Required work: Determine which lines of the records include the word "panel", and copy them.

# Data shown start

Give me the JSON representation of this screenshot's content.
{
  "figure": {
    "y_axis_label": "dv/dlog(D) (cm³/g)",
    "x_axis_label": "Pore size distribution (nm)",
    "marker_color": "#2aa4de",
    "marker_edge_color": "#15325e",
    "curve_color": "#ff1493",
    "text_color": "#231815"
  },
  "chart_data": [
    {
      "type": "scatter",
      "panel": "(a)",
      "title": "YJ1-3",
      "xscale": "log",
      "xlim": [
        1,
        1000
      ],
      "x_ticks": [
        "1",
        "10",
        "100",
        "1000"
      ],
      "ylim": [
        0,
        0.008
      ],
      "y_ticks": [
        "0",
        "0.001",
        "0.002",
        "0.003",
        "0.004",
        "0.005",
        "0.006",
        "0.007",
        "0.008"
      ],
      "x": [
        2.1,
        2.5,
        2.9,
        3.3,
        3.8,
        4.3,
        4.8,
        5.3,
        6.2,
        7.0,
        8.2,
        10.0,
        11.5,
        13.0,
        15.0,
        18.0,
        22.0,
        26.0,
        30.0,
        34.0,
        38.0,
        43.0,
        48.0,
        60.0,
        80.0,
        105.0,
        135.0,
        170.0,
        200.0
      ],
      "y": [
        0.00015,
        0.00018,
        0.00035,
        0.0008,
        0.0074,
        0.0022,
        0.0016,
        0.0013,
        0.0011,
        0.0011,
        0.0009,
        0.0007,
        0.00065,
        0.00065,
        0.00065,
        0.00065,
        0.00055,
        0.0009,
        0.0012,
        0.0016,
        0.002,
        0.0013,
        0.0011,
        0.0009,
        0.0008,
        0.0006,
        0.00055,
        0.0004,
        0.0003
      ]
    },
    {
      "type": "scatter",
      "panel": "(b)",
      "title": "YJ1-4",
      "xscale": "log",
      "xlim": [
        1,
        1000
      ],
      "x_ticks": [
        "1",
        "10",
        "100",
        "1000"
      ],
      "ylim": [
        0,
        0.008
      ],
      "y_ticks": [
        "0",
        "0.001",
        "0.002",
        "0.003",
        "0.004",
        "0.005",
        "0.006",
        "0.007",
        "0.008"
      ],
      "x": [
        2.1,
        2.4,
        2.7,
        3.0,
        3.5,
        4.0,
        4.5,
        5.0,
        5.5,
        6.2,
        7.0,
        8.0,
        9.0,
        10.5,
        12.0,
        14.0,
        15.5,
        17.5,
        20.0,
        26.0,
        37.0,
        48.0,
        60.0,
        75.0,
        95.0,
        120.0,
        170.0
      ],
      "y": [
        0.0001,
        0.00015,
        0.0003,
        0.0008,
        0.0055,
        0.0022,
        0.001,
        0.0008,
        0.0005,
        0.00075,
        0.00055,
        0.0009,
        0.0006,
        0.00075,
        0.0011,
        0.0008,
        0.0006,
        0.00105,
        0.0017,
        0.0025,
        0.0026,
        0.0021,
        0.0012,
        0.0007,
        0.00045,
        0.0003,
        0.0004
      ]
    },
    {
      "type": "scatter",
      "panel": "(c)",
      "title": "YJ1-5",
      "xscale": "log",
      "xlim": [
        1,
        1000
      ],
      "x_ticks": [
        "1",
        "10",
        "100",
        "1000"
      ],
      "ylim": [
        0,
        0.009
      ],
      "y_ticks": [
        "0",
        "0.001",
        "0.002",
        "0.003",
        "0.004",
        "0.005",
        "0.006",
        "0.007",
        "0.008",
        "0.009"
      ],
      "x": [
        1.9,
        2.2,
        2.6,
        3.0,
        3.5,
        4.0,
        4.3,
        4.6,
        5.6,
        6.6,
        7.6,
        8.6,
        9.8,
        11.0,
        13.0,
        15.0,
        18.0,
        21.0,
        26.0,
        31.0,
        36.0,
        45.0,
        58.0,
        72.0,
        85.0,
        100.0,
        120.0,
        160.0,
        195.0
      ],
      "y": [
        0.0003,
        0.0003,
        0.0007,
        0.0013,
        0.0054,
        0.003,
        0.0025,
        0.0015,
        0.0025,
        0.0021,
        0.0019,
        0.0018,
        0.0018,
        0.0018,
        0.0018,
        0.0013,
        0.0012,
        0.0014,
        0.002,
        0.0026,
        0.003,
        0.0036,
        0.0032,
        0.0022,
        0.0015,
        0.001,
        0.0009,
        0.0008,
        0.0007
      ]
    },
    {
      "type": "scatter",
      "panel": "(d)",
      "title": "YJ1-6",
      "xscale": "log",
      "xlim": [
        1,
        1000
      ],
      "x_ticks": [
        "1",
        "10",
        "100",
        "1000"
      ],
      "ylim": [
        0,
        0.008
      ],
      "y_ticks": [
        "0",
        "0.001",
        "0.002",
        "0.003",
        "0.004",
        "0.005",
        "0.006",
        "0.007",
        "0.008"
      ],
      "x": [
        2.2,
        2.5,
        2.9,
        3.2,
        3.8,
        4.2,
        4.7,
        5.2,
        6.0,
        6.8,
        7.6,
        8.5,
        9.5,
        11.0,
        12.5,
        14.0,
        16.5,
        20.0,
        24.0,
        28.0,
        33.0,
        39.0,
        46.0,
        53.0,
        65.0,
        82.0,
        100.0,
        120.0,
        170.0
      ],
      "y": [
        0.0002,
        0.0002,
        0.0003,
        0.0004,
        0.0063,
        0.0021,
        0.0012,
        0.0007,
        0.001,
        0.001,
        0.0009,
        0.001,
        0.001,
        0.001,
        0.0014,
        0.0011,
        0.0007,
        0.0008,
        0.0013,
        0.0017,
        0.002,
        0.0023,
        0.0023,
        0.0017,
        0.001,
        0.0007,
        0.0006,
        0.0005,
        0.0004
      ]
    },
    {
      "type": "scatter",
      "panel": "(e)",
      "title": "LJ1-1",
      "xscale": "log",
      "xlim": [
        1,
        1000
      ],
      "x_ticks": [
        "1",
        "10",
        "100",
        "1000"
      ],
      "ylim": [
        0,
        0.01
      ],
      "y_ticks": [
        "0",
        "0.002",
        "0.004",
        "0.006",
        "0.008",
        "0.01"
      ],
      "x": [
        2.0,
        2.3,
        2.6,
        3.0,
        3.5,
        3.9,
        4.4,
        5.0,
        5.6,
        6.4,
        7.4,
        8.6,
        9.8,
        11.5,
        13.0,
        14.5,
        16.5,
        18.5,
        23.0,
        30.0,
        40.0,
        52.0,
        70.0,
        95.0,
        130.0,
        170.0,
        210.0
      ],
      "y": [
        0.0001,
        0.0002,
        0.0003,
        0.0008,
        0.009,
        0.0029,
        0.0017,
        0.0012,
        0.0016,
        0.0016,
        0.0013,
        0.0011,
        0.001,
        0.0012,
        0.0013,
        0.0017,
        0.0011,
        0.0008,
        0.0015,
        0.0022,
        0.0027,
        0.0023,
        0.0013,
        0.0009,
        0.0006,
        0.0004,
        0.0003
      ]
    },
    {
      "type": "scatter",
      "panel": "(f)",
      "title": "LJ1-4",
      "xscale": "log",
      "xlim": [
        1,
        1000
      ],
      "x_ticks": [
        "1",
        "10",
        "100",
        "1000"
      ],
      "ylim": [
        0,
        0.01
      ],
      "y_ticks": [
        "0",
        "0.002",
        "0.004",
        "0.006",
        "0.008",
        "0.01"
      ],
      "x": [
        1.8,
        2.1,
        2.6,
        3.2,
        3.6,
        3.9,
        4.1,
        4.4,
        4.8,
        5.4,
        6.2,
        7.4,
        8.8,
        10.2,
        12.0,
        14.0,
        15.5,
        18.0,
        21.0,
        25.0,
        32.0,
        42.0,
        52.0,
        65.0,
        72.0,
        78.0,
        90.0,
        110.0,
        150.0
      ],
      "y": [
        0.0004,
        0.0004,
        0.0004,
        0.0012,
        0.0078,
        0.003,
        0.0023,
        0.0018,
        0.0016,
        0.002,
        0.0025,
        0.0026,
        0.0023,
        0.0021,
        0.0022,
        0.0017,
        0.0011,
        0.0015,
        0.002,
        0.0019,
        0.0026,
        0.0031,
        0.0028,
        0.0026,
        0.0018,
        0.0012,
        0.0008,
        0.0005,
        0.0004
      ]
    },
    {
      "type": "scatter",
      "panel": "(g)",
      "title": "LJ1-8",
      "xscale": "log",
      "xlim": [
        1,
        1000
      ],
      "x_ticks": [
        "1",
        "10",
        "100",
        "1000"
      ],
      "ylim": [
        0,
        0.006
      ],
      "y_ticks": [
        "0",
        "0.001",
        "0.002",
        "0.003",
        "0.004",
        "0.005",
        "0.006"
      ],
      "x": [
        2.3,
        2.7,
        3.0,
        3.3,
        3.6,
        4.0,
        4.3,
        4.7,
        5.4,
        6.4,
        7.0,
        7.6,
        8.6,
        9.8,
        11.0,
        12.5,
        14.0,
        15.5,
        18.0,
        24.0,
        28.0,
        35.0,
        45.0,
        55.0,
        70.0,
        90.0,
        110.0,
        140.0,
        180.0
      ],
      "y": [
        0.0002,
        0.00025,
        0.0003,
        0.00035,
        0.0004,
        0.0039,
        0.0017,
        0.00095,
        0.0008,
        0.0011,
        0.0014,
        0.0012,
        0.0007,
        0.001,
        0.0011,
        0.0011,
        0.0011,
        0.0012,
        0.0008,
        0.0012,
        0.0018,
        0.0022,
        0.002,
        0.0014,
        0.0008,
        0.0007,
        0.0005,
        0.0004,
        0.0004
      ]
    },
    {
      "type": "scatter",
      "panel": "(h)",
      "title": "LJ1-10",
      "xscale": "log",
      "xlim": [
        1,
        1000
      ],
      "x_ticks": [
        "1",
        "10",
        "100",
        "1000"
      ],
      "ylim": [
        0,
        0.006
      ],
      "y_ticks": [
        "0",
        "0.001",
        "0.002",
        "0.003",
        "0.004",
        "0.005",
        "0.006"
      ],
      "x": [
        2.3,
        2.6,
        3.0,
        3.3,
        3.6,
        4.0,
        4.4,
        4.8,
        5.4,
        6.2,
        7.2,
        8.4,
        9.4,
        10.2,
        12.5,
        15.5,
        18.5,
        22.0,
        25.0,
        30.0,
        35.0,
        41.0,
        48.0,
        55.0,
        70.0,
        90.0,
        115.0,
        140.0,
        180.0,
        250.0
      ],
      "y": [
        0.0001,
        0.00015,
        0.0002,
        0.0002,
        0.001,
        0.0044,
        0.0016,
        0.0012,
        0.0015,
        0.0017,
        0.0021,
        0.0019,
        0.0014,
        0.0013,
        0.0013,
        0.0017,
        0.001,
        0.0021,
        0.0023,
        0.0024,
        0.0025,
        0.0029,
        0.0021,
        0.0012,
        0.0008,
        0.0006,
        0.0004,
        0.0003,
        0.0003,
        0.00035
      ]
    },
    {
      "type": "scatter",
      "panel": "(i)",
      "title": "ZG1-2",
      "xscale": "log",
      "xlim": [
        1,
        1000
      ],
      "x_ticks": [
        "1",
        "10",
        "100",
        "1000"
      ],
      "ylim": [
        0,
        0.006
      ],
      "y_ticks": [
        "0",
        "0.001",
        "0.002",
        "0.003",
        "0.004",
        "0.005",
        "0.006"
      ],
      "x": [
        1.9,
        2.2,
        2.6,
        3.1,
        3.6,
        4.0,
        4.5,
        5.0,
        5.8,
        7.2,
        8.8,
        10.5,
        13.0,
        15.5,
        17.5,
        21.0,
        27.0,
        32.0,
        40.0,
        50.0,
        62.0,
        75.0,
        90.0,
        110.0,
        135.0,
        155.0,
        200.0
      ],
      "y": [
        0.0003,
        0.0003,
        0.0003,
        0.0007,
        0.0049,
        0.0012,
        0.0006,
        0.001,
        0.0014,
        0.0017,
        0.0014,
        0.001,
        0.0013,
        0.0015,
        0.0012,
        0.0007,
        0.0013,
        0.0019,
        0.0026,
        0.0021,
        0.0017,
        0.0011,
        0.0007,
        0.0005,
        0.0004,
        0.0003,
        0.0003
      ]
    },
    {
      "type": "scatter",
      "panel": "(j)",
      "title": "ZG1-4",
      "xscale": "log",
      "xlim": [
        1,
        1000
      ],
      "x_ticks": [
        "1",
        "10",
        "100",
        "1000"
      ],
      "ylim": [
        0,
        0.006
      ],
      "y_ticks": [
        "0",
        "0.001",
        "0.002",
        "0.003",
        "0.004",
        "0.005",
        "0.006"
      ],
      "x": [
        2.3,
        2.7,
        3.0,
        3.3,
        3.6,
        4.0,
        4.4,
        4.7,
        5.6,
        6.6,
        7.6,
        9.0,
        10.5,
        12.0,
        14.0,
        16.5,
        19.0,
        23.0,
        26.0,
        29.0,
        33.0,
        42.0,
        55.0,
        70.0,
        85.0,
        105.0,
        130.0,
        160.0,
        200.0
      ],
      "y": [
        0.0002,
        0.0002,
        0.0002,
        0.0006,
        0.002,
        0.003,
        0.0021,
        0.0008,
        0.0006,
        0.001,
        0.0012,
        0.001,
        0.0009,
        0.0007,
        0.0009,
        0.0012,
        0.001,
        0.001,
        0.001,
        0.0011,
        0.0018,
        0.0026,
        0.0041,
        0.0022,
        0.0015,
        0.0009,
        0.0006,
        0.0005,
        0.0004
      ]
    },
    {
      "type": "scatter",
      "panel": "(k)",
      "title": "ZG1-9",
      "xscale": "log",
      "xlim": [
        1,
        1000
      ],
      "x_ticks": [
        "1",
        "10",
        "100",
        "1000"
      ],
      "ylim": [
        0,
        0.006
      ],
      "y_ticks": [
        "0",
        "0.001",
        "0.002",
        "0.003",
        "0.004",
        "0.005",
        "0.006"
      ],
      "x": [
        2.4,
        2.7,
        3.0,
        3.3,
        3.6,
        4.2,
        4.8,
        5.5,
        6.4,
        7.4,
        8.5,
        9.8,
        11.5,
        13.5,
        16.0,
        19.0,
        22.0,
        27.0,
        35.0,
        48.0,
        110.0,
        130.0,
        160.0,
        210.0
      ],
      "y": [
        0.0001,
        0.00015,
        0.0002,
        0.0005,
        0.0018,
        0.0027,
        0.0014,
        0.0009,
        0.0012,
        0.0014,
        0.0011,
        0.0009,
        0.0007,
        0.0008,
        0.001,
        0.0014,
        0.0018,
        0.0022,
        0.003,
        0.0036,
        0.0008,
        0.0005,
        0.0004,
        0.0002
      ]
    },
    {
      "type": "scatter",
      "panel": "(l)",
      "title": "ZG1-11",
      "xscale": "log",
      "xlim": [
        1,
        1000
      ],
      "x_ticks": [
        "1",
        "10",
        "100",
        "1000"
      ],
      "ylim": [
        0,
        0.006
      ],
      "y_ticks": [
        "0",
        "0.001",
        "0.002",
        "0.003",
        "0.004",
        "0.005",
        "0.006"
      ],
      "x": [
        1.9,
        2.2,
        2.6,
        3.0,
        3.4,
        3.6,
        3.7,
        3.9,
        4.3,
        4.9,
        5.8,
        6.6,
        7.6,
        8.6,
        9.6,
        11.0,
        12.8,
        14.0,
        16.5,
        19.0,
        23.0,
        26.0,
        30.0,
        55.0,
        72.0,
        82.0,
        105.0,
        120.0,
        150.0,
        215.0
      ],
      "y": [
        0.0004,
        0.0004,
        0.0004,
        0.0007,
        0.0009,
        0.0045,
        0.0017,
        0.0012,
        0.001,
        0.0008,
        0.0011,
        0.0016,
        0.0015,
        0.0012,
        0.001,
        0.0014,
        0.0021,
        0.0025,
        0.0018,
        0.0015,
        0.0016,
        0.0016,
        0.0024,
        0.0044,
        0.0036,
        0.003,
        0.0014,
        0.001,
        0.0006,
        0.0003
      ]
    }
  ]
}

# Data shown end

Exercise response:
      "panel": "(a)",
      "panel": "(b)",
      "panel": "(c)",
      "panel": "(d)",
      "panel": "(e)",
      "panel": "(f)",
      "panel": "(g)",
      "panel": "(h)",
      "panel": "(i)",
      "panel": "(j)",
      "panel": "(k)",
      "panel": "(l)",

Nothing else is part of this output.